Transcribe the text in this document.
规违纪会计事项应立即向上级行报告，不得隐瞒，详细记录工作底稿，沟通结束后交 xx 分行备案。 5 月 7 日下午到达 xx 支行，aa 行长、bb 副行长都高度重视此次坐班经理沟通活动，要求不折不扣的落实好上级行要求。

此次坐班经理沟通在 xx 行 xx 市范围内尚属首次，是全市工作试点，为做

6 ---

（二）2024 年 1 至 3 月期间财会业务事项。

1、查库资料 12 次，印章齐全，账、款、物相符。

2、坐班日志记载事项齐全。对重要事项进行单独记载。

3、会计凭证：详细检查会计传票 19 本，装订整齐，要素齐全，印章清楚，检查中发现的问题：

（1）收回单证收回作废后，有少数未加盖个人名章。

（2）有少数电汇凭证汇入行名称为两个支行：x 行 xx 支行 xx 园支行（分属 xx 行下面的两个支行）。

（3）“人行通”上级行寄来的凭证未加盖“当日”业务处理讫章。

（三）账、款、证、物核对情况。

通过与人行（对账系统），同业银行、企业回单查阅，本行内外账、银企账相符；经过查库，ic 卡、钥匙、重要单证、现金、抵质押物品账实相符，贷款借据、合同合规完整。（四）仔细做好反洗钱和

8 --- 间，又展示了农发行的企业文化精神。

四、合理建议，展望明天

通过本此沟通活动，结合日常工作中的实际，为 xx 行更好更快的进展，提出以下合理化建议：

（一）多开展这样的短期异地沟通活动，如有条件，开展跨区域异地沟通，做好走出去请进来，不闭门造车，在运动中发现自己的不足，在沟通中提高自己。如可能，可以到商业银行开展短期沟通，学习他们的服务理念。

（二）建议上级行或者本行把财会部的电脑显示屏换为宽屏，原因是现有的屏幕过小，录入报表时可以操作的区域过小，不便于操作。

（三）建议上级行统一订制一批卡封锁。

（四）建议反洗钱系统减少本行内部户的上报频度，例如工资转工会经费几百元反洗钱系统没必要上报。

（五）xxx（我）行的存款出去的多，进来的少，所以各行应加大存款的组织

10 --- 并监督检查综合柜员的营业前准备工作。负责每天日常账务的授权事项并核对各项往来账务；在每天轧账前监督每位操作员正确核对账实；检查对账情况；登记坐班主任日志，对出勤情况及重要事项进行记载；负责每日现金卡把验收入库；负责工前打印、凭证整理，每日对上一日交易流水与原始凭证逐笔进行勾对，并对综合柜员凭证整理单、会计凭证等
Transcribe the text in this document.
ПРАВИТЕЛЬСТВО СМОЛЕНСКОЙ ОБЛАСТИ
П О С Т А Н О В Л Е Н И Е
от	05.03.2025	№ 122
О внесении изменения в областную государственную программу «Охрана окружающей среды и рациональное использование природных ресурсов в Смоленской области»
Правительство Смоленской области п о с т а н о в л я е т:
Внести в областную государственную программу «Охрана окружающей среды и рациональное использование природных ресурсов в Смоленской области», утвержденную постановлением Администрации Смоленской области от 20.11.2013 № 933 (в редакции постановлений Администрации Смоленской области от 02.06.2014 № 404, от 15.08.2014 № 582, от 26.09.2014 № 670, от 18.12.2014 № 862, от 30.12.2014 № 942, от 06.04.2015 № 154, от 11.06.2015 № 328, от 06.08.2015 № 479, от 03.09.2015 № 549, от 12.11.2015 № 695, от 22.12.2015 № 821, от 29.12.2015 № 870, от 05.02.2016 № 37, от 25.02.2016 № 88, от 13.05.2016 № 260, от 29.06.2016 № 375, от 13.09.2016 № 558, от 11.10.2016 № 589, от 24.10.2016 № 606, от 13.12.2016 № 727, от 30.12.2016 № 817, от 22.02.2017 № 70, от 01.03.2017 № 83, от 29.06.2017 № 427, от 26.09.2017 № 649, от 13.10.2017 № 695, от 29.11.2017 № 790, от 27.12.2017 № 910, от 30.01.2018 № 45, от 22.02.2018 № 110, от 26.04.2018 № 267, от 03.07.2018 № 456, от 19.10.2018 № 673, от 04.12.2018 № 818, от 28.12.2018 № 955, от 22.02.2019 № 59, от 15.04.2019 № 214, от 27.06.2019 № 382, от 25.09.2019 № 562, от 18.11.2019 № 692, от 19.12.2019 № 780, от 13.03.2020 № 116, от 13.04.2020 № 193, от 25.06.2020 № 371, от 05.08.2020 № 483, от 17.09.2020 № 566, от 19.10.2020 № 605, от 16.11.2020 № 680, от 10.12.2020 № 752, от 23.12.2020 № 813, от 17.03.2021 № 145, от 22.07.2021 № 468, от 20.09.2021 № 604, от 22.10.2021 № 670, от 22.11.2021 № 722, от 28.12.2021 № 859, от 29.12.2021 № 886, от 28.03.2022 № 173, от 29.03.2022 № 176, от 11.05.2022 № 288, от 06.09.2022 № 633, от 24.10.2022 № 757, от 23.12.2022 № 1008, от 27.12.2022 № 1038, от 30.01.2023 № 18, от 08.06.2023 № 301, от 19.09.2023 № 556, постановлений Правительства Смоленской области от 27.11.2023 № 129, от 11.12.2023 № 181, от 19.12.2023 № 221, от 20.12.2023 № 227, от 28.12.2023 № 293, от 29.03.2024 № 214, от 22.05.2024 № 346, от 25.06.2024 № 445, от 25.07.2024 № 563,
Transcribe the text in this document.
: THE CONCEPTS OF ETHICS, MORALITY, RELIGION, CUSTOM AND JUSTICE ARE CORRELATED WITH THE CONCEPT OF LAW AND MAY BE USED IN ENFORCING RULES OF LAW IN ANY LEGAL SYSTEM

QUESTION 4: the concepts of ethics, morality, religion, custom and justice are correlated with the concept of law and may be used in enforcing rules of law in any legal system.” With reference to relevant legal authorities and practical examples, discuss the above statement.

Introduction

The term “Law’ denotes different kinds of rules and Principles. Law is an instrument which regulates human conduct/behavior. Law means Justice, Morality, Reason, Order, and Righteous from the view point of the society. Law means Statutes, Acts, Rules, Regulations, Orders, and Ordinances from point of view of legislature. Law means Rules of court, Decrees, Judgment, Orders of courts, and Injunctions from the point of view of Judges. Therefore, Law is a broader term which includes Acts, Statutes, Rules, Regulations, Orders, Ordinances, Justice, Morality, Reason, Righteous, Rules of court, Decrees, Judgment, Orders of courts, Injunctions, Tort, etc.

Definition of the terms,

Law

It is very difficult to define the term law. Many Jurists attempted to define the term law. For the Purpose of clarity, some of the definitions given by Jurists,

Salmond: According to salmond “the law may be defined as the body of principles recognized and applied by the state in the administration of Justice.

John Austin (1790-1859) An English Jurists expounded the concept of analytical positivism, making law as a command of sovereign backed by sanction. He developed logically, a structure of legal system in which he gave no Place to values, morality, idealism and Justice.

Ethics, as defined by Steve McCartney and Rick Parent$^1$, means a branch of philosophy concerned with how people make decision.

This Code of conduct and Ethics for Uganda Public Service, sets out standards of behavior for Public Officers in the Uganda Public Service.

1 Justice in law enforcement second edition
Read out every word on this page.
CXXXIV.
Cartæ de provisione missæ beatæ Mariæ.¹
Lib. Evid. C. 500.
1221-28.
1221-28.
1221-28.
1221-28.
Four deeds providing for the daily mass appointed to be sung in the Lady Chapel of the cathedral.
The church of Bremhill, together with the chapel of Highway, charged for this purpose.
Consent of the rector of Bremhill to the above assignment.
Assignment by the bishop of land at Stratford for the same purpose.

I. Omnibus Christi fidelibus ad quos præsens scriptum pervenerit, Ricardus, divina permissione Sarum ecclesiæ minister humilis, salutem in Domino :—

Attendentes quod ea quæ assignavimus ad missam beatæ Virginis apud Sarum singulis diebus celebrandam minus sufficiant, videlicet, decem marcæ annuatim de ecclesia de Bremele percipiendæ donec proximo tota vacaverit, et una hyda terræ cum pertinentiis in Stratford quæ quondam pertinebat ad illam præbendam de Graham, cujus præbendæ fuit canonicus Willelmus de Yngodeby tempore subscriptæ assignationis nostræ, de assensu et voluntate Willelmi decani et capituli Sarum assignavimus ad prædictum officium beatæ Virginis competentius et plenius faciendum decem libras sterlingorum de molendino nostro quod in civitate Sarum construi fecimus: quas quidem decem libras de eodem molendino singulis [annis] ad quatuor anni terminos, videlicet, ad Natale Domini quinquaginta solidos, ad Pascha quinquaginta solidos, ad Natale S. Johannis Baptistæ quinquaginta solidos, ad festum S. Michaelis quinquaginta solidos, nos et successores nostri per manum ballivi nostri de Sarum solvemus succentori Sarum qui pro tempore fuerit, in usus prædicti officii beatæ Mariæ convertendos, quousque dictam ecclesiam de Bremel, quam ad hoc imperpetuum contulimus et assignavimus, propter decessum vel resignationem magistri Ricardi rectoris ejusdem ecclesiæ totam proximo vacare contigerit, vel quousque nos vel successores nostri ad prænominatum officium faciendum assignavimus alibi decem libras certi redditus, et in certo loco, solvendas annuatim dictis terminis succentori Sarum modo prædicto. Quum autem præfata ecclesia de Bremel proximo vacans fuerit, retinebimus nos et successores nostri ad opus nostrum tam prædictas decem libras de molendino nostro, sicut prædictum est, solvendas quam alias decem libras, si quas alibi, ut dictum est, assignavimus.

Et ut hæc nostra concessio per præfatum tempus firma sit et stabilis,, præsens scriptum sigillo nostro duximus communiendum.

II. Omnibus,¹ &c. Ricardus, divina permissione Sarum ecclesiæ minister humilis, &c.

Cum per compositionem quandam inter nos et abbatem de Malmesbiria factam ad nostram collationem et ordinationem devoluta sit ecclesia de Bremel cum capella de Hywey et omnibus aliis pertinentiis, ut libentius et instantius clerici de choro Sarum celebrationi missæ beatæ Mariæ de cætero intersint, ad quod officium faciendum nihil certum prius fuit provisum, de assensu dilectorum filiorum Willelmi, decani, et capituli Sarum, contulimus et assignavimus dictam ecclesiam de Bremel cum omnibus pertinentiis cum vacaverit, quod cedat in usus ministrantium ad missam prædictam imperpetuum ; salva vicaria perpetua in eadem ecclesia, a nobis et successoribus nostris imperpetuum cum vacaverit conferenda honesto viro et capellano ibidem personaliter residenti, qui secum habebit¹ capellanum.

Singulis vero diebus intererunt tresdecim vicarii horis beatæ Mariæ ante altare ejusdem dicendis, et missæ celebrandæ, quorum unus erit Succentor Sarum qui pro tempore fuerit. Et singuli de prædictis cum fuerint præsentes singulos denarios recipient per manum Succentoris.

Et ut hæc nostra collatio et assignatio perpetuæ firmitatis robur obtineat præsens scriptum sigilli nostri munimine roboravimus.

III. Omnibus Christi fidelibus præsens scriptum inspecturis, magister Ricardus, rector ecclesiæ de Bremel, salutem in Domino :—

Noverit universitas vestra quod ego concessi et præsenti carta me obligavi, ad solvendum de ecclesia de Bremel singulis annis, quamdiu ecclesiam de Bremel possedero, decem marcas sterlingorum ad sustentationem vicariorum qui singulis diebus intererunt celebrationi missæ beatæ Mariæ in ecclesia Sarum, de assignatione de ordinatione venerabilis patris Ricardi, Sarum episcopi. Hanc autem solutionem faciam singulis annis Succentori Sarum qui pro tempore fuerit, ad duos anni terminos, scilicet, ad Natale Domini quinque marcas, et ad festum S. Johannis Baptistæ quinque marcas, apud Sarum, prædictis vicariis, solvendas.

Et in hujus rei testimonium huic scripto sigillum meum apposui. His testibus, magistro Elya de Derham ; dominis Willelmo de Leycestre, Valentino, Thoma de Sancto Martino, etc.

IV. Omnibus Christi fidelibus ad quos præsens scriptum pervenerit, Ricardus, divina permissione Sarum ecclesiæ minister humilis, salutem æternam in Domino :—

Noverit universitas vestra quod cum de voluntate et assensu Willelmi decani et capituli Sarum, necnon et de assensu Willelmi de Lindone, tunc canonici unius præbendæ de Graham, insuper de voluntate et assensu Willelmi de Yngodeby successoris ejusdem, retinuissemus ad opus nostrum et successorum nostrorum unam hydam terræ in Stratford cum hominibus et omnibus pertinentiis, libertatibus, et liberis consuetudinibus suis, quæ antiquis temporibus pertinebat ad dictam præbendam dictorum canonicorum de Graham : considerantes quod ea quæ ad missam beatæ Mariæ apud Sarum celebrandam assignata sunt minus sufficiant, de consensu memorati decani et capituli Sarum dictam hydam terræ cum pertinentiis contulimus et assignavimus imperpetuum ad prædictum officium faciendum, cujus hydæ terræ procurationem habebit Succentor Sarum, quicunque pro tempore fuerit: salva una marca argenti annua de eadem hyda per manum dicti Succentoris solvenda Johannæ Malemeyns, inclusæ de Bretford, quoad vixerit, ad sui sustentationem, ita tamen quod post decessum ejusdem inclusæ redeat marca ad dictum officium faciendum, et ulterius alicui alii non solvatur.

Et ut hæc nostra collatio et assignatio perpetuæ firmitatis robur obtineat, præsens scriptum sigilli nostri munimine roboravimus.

- - -

§ THE PROBLEM
Find the string "defined" in the records, then copy each line where it occurs.

§ FULL OUTPUT
Salmond: According to salmond “the law may be defined as the body of principles recognized and applied by the state in the administration of Justice.
Ethics, as defined by Steve McCartney and Rick Parent$^1$, means a branch of philosophy concerned with how people make decision.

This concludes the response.